* _Selected extract_

:::

It’s unfortunate that athletes just outside the top 40 in any given workout may be ‘getting away with things’, but that’s where the line is drawn and it’s better than where it had previously been drawn. We have to give credit to the CrossFit staff who are spending many hours reviewing these videos. At this point, they are doing everything they can. And instead of being thanked, the public is upset that more people aren’t getting penalized. CrossFit can’t win.
One could argue that CrossFit should remove the Open as a qualifying competition for the CrossFit Games, but then it would run the risk of losing the top athletes on the Open Leaderboard. More importantly, the Open offers an opportunity for everyone to compete together regardless of ability, which is a great thing.

:::

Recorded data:
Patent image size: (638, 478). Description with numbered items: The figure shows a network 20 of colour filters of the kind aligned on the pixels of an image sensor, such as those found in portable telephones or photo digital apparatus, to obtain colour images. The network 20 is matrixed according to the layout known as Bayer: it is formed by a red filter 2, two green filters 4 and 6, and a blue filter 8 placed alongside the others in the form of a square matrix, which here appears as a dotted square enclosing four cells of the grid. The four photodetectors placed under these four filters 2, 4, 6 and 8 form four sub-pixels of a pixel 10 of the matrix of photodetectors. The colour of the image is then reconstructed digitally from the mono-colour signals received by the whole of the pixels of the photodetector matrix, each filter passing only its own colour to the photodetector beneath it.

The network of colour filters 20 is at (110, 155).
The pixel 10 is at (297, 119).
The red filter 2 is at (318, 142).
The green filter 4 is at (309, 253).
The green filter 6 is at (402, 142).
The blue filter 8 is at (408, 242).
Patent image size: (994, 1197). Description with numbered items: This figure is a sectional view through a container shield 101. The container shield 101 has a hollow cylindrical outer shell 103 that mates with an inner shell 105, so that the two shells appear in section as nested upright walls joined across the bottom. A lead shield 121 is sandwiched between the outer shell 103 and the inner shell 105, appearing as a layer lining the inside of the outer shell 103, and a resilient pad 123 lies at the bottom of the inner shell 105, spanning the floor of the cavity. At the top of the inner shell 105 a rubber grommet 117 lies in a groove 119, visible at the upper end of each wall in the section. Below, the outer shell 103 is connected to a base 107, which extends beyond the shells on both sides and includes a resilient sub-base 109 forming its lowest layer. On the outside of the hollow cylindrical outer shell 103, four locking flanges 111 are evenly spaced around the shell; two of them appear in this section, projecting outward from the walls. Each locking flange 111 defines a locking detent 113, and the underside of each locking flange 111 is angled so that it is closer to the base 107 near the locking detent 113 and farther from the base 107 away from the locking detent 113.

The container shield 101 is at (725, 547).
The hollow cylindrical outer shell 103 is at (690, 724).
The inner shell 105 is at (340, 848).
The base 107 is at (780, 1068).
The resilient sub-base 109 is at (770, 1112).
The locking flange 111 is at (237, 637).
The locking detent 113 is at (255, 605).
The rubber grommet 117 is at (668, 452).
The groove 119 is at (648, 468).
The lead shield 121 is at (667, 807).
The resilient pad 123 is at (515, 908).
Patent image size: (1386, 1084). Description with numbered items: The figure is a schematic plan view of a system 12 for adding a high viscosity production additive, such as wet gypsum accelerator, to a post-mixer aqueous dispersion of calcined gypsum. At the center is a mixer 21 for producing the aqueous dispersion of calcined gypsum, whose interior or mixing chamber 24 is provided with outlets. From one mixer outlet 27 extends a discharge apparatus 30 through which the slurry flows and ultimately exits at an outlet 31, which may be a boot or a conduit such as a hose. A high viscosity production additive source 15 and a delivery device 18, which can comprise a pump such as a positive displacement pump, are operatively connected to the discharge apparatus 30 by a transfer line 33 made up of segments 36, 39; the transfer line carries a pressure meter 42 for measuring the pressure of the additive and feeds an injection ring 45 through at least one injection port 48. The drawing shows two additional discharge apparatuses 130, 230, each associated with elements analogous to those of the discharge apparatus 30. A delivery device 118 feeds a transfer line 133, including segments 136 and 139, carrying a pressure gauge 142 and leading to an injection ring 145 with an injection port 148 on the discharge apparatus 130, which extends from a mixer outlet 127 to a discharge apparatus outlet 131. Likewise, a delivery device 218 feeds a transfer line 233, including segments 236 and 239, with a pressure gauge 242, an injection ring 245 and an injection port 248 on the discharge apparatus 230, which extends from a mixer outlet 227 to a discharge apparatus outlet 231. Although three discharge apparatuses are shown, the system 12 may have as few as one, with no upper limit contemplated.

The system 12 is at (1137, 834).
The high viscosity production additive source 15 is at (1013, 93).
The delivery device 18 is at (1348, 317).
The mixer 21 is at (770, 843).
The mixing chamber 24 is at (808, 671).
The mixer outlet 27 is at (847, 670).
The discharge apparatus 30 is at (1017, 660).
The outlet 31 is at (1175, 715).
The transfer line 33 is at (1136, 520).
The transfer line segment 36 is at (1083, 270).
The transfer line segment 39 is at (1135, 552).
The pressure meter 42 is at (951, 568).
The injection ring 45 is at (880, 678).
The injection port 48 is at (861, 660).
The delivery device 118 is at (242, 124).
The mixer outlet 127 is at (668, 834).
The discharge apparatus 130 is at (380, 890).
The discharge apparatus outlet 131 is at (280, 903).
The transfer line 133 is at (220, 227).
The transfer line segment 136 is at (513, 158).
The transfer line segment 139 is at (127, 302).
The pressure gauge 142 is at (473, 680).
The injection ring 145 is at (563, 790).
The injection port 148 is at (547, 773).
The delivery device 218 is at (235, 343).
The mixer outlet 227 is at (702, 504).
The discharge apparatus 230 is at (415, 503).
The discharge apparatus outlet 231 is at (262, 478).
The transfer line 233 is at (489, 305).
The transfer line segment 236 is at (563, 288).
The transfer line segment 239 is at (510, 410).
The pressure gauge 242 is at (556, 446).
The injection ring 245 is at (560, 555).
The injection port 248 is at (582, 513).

:::

* _Work required_
In the passage about CrossFit Open penalties, what opportunity does the Open offer?

* _Result for this task_
It offers everyone an opportunity to compete together regardless of ability.